■ **Фрагмент документа**
Быть мерой времени — вот мера для стиха!
Или:
Я — ухо мира! Я — его рука!
Мерой времени всё ещё оставалась война. Боевые товарищи. Всю меру определяли они. Особенно погибшие. Они стояли над поэтом как иконы. Достаточно поднять глаза — вот они. Ни солгать, ни увильнуть — ни-ни, как под дулом автомата…
Илья Фаликов: «Странное было время. Стихи били фонтаном. Густо и регулярно проходили вечера поэзии — и в Политехническом, и в Литературном институте, и в Комаудитории МГУ, и во второй аудитории филологического факультета, и в университетском общежитии на Стромынке, и на многих других площадках».
Начались публикации в журналах «Новый мир», «Октябрь», «Знамя».
Его опекал Эренбург, отмечал в своих публикациях. Ему, покровителю и учителю, Слуцкий посвятил одно из лучших своих стихотворений — «Лошади в океане» (1950).
В 1956 году вышел первый выпуск альманаха «День поэзии», который станет ежегодником и своего рода поэтическим эталоном. В нём были и стихи Слуцкого.

■ **Строки данных**
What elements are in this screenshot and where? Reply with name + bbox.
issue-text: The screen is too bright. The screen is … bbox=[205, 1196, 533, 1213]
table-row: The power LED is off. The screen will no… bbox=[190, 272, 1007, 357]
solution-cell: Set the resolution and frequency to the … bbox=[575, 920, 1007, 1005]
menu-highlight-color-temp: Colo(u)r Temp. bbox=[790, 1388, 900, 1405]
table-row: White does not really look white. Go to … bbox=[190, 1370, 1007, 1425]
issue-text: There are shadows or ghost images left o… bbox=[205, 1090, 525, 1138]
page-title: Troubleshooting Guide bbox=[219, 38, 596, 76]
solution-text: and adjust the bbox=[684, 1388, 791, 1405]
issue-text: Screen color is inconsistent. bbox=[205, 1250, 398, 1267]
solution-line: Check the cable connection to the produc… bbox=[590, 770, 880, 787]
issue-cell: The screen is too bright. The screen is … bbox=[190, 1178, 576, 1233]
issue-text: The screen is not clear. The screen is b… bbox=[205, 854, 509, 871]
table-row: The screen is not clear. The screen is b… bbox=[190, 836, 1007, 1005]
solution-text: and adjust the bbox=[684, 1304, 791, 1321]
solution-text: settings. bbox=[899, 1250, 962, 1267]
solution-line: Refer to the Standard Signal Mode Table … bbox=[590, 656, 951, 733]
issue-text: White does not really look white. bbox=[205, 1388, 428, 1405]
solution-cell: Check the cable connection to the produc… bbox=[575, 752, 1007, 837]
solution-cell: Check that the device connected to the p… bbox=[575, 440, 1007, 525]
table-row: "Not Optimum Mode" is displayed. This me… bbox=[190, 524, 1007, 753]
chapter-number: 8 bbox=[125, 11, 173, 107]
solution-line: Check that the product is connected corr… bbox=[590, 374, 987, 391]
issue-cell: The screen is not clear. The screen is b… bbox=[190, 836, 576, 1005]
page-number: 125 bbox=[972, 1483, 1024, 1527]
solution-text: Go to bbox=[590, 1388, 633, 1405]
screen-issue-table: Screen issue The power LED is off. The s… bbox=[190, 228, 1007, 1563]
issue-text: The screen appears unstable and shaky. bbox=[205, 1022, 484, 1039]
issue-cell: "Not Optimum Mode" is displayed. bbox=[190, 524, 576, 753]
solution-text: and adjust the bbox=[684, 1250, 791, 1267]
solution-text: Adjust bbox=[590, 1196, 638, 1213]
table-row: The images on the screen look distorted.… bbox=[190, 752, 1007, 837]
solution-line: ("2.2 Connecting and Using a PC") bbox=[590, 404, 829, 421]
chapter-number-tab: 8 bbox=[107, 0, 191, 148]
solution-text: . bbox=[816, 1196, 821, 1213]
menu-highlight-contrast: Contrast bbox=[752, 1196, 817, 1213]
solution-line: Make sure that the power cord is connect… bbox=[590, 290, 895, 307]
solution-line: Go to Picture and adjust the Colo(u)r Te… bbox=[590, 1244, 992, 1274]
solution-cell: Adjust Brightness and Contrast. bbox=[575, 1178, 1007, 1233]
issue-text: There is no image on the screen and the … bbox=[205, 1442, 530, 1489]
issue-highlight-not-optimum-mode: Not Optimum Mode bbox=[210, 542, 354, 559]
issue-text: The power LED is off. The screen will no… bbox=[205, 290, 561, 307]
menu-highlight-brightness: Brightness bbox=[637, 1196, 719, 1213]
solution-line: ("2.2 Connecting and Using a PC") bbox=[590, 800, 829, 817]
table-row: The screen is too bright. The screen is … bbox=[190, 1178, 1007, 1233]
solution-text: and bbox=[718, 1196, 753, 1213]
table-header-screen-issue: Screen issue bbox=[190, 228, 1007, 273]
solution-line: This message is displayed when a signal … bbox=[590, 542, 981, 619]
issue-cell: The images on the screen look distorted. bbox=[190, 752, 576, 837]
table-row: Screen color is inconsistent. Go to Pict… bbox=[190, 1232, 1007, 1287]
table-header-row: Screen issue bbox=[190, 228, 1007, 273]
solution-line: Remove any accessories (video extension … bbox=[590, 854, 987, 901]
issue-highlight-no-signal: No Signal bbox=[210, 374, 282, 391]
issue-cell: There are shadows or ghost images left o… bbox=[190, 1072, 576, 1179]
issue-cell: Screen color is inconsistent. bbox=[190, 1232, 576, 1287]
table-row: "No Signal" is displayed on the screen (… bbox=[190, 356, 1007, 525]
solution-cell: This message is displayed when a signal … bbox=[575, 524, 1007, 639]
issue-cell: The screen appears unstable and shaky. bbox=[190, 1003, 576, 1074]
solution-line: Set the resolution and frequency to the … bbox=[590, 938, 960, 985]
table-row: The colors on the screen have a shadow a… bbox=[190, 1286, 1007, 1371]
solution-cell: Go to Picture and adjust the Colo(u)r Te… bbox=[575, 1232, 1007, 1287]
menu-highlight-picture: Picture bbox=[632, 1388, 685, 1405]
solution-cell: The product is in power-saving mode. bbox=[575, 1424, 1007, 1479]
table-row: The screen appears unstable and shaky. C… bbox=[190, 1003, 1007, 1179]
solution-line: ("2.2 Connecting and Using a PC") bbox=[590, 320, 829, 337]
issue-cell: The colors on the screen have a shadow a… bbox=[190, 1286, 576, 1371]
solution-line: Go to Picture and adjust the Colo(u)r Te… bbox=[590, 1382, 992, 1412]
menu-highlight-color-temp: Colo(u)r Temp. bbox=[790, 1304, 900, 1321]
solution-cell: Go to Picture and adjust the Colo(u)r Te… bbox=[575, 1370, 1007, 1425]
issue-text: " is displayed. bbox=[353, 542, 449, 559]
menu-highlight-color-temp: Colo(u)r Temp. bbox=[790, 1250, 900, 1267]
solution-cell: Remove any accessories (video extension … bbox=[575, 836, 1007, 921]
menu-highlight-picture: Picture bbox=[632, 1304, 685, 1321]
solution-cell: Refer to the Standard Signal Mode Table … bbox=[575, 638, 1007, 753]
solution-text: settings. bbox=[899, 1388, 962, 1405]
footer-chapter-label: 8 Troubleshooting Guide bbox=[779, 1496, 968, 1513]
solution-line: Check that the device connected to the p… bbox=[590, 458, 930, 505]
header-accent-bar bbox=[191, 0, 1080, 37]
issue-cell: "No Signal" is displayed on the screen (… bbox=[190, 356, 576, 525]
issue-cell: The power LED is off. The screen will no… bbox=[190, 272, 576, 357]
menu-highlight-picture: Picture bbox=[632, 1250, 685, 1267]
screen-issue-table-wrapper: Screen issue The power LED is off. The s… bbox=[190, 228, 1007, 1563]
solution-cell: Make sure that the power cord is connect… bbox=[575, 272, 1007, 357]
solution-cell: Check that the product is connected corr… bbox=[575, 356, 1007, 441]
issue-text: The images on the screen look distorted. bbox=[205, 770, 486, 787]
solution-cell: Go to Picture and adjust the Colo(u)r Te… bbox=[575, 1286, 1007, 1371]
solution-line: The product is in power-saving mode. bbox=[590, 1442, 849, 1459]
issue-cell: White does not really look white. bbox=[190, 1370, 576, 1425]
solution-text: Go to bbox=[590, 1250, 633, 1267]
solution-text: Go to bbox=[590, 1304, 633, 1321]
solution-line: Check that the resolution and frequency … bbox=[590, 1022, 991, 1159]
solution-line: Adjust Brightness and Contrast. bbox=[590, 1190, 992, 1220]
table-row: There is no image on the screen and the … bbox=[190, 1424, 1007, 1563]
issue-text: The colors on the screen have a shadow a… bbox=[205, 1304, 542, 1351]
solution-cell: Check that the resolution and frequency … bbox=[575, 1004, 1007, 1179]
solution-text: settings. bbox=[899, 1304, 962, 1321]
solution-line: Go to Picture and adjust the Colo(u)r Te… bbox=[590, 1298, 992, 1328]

■ **Что нужно сделать**
Определите, согласуются ли с отрывком о Слуцком следующие утверждения: (а) стихотворение «Лошади в океане» Слуцкий посвятил Эренбургу; (б) первый выпуск альманаха «День поэзии» вышел в 1950 году; (в) по словам Ильи Фаликова, вечера поэзии проходили в том числе в Политехническом. Для каждого утверждения ответьте «да» или «нет» и дословно приведите решающие слова отрывка.

■ **Ответ**
(а) Да: «Ему, покровителю и учителю, Слуцкий посвятил одно из лучших своих стихотворений — «Лошади в океане» (1950)».
(б) Нет: «В 1956 году вышел первый выпуск альманаха «День поэзии»».
(в) Да: «Густо и регулярно проходили вечера поэзии — и в Политехническом».